To do - With the pictures left out, copy the listing below exactly.

Record list -
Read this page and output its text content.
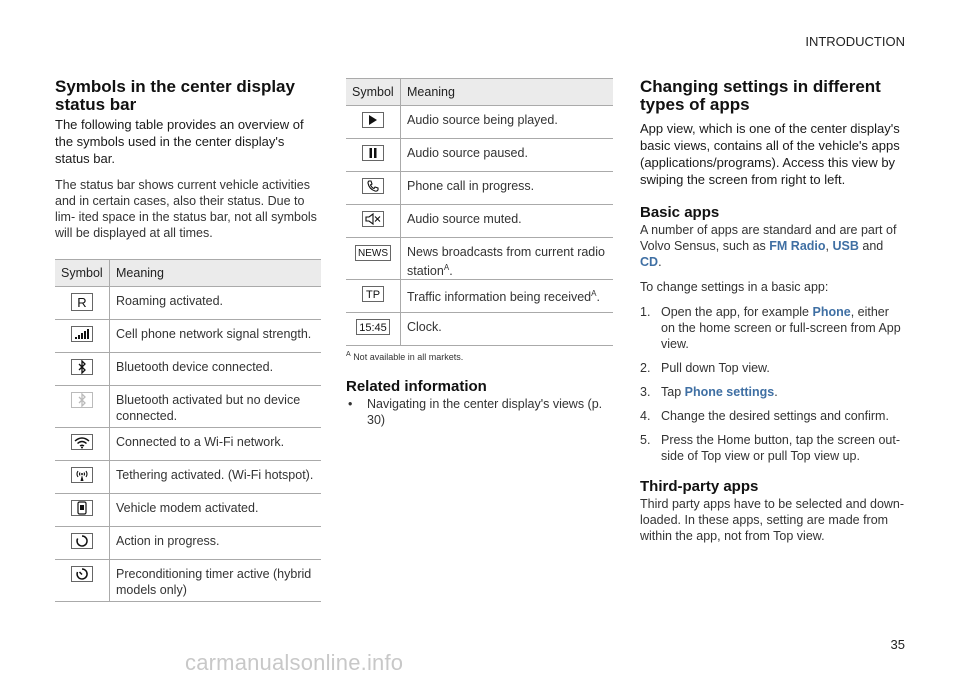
INTRODUCTION
Symbols in the center display status bar

The following table provides an overview of the symbols used in the center display's status bar.

The status bar shows current vehicle activities and in certain cases, also their status. Due to lim- ited space in the status bar, not all symbols will be displayed at all times.

Symbol	Meaning
R	Roaming activated.

	Cell phone network signal strength.

	Bluetooth device connected.

	Bluetooth activated but no device connected.

	Connected to a Wi-Fi network.

	Tethering activated. (Wi-Fi hotspot).

	Vehicle modem activated.

	Action in progress.

	Preconditioning timer active (hybrid models only)
Symbol	Meaning

	Audio source being played.

	Audio source paused.

	Phone call in progress.

	Audio source muted.
NEWS	News broadcasts from current radio station$^A$.
TP	Traffic information being received$^A$.
15:45	Clock.
$^A$ Not available in all markets.
Related information
• Navigating in the center display's views (p. 30)
Changing settings in different types of apps

App view, which is one of the center display's basic views, contains all of the vehicle's apps (applications/programs). Access this view by swiping the screen from right to left.

Basic apps

A number of apps are standard and are part of Volvo Sensus, such as FM Radio, USB and CD.

To change settings in a basic app:

1. Open the app, for example Phone, either on the home screen or full-screen from App view.
2. Pull down Top view.
3. Tap Phone settings.
4. Change the desired settings and confirm.
5. Press the Home button, tap the screen out- side of Top view or pull Top view up.
Third-party apps

Third party apps have to be selected and down- loaded. In these apps, setting are made from within the app, not from Top view.

35
carmanualsonline.info
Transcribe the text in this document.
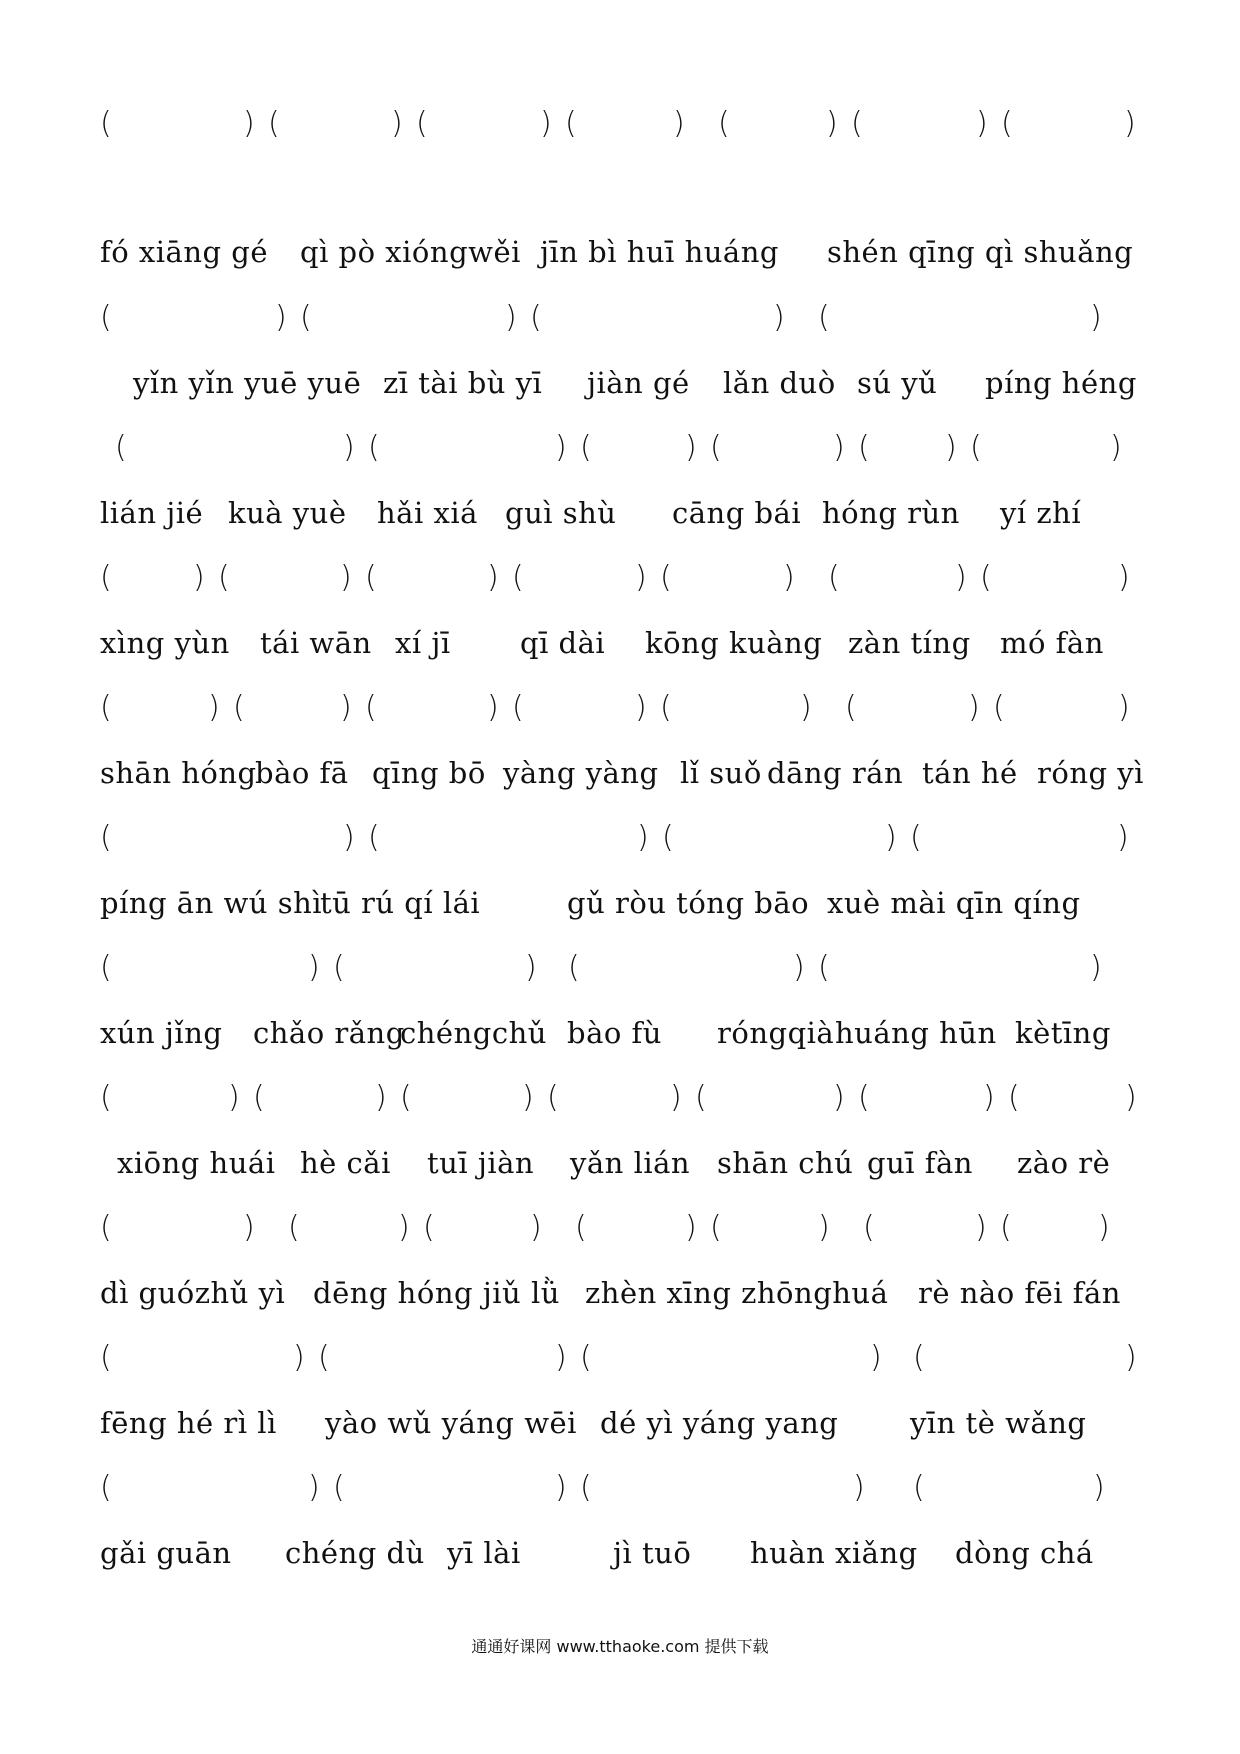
(	) (	) (	) (	) (	) (	) (	)
fó xiāng gé qì pò xióngwěi jīn bì huī huáng shén qīng qì shuǎng
(	) (	) (	) (	)
yǐn yǐn yuē yuē zī tài bù yī jiàn gé lǎn duò sú yǔ píng héng
(	) (	) (	) (	) (	) (	)
lián jié kuà yuè hǎi xiá guì shù cāng bái hóng rùn yí zhí
(	) (	) (	) (	) (	) (	) (	)
xìng yùn tái wān xí jī qī dài kōng kuàng zàn tíng mó fàn
(	) (	) (	) (	) (	) (	) (	)
shān hóng
bào fā qīng bō yàng yàng lǐ suǒ dāng rán tán hé róng yì
(	) (	) (	) (	)
píng ān wú shì
tū rú qí lái	gǔ ròu tóng bāo xuè mài qīn qíng
(	) (	) (	) (	)
xún jǐng chǎo rǎng
chéngchǔ bào fù róngqià huáng hūn kètīng
(	) (	) (	) (	) (	) (	) (	)
xiōng huái hè cǎi tuī jiàn yǎn lián shān chú guī fàn zào rè
(	) (	) (	) (	) (	) (	) (	)
dì guózhǔ yì dēng hóng jiǔ lǜ zhèn xīng zhōnghuá rè nào fēi fán
(	) (	) (	) (	)
fēng hé rì lì yào wǔ yáng wēi dé yì yáng yang yīn tè wǎng
(	) (	) (	) (	)
gǎi guān chéng dù yī lài	jì tuō huàn xiǎng dòng chá
通通好课网 www.tthaoke.com 提供下载
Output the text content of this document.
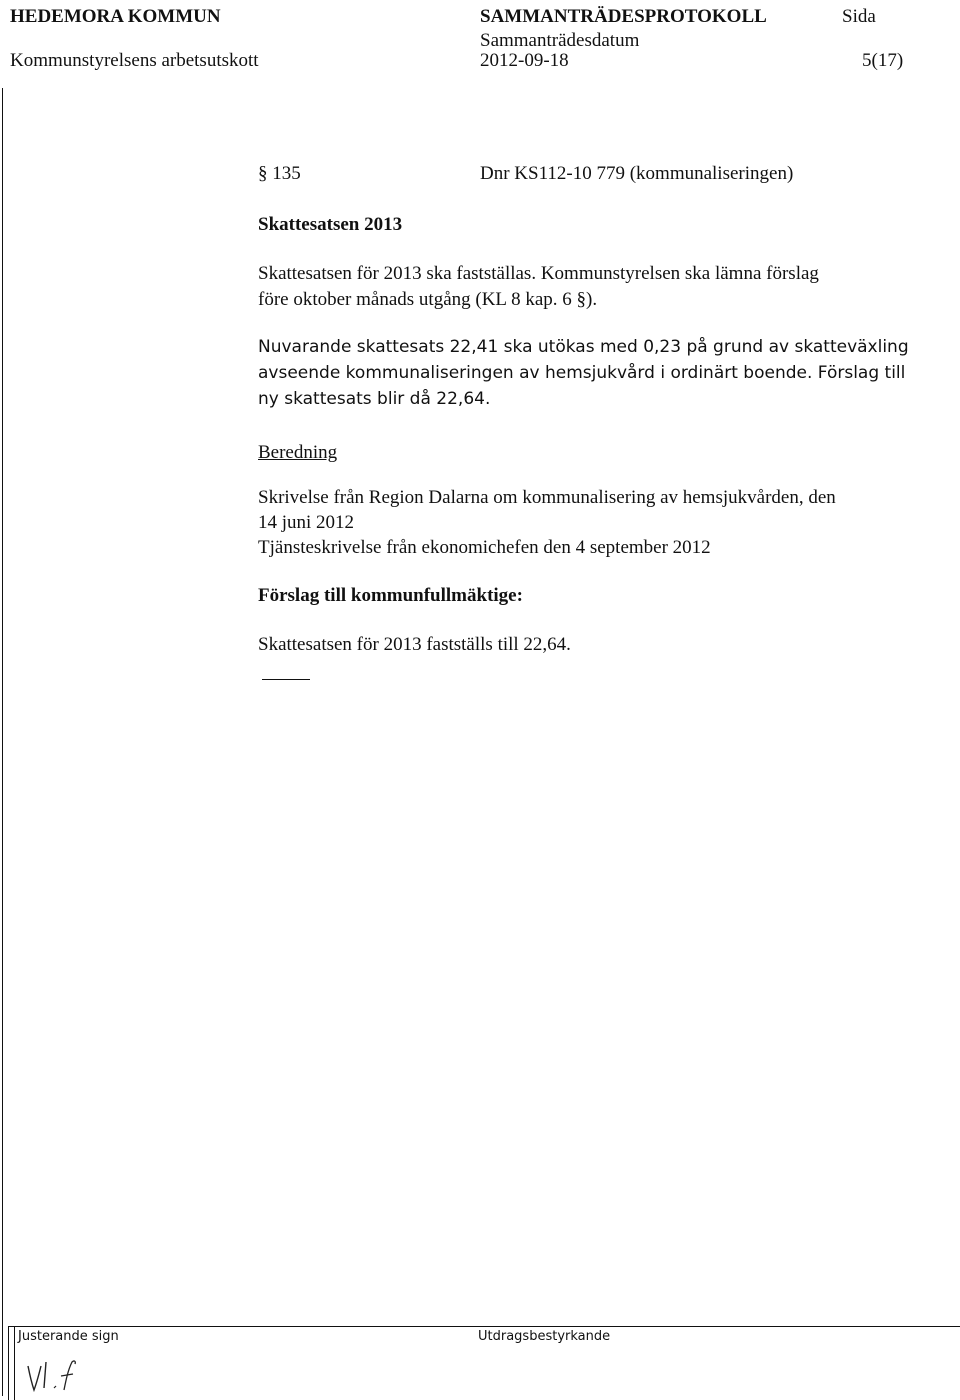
HEDEMORA KOMMUN
Kommunstyrelsens arbetsutskott
SAMMANTRÄDESPROTOKOLL
Sammanträdesdatum
2012-09-18
Sida
5(17)
§ 135	Dnr KS112-10 779 (kommunaliseringen)
Skattesatsen 2013
Skattesatsen för 2013 ska fastställas. Kommunstyrelsen ska lämna förslag
före oktober månads utgång (KL 8 kap. 6 §).
Nuvarande skattesats 22,41 ska utökas med 0,23 på grund av skatteväxling
avseende kommunaliseringen av hemsjukvård i ordinärt boende. Förslag till
ny skattesats blir då 22,64.
Beredning
Skrivelse från Region Dalarna om kommunalisering av hemsjukvården, den
14 juni 2012
Tjänsteskrivelse från ekonomichefen den 4 september 2012
Förslag till kommunfullmäktige:
Skattesatsen för 2013 fastställs till 22,64.
Justerande sign	Utdragsbestyrkande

Complete response -
Read this page and output its text content.
INTRODUCTION
Symbols in the center display status bar

The following table provides an overview of the symbols used in the center display's status bar.

The status bar shows current vehicle activities and in certain cases, also their status. Due to lim- ited space in the status bar, not all symbols will be displayed at all times.

Symbol	Meaning
R	Roaming activated.

	Cell phone network signal strength.

	Bluetooth device connected.

	Bluetooth activated but no device connected.

	Connected to a Wi-Fi network.

	Tethering activated. (Wi-Fi hotspot).

	Vehicle modem activated.

	Action in progress.

	Preconditioning timer active (hybrid models only)
Symbol	Meaning

	Audio source being played.

	Audio source paused.

	Phone call in progress.

	Audio source muted.
NEWS	News broadcasts from current radio station$^A$.
TP	Traffic information being received$^A$.
15:45	Clock.
$^A$ Not available in all markets.
Related information
• Navigating in the center display's views (p. 30)
Changing settings in different types of apps

App view, which is one of the center display's basic views, contains all of the vehicle's apps (applications/programs). Access this view by swiping the screen from right to left.

Basic apps

A number of apps are standard and are part of Volvo Sensus, such as FM Radio, USB and CD.

To change settings in a basic app:

1. Open the app, for example Phone, either on the home screen or full-screen from App view.
2. Pull down Top view.
3. Tap Phone settings.
4. Change the desired settings and confirm.
5. Press the Home button, tap the screen out- side of Top view or pull Top view up.
Third-party apps

Third party apps have to be selected and down- loaded. In these apps, setting are made from within the app, not from Top view.

35
carmanualsonline.info
Transcribe the text in this document.
(	) (	) (	) (	) (	) (	) (	)
fó xiāng gé qì pò xióngwěi jīn bì huī huáng shén qīng qì shuǎng
(	) (	) (	) (	)
yǐn yǐn yuē yuē zī tài bù yī jiàn gé lǎn duò sú yǔ píng héng
(	) (	) (	) (	) (	) (	)
lián jié kuà yuè hǎi xiá guì shù cāng bái hóng rùn yí zhí
(	) (	) (	) (	) (	) (	) (	)
xìng yùn tái wān xí jī qī dài kōng kuàng zàn tíng mó fàn
(	) (	) (	) (	) (	) (	) (	)
shān hóng
bào fā qīng bō yàng yàng lǐ suǒ dāng rán tán hé róng yì
(	) (	) (	) (	)
píng ān wú shì
tū rú qí lái	gǔ ròu tóng bāo xuè mài qīn qíng
(	) (	) (	) (	)
xún jǐng chǎo rǎng
chéngchǔ bào fù róngqià huáng hūn kètīng
(	) (	) (	) (	) (	) (	) (	)
xiōng huái hè cǎi tuī jiàn yǎn lián shān chú guī fàn zào rè
(	) (	) (	) (	) (	) (	) (	)
dì guózhǔ yì dēng hóng jiǔ lǜ zhèn xīng zhōnghuá rè nào fēi fán
(	) (	) (	) (	)
fēng hé rì lì yào wǔ yáng wēi dé yì yáng yang yīn tè wǎng
(	) (	) (	) (	)
gǎi guān chéng dù yī lài	jì tuō huàn xiǎng dòng chá
通通好课网 www.tthaoke.com 提供下载
Output the text content of this document.
HEDEMORA KOMMUN
Kommunstyrelsens arbetsutskott
SAMMANTRÄDESPROTOKOLL
Sammanträdesdatum
2012-09-18
Sida
5(17)
§ 135	Dnr KS112-10 779 (kommunaliseringen)
Skattesatsen 2013
Skattesatsen för 2013 ska fastställas. Kommunstyrelsen ska lämna förslag
före oktober månads utgång (KL 8 kap. 6 §).
Nuvarande skattesats 22,41 ska utökas med 0,23 på grund av skatteväxling
avseende kommunaliseringen av hemsjukvård i ordinärt boende. Förslag till
ny skattesats blir då 22,64.
Beredning
Skrivelse från Region Dalarna om kommunalisering av hemsjukvården, den
14 juni 2012
Tjänsteskrivelse från ekonomichefen den 4 september 2012
Förslag till kommunfullmäktige:
Skattesatsen för 2013 fastställs till 22,64.
Justerande sign	Utdragsbestyrkande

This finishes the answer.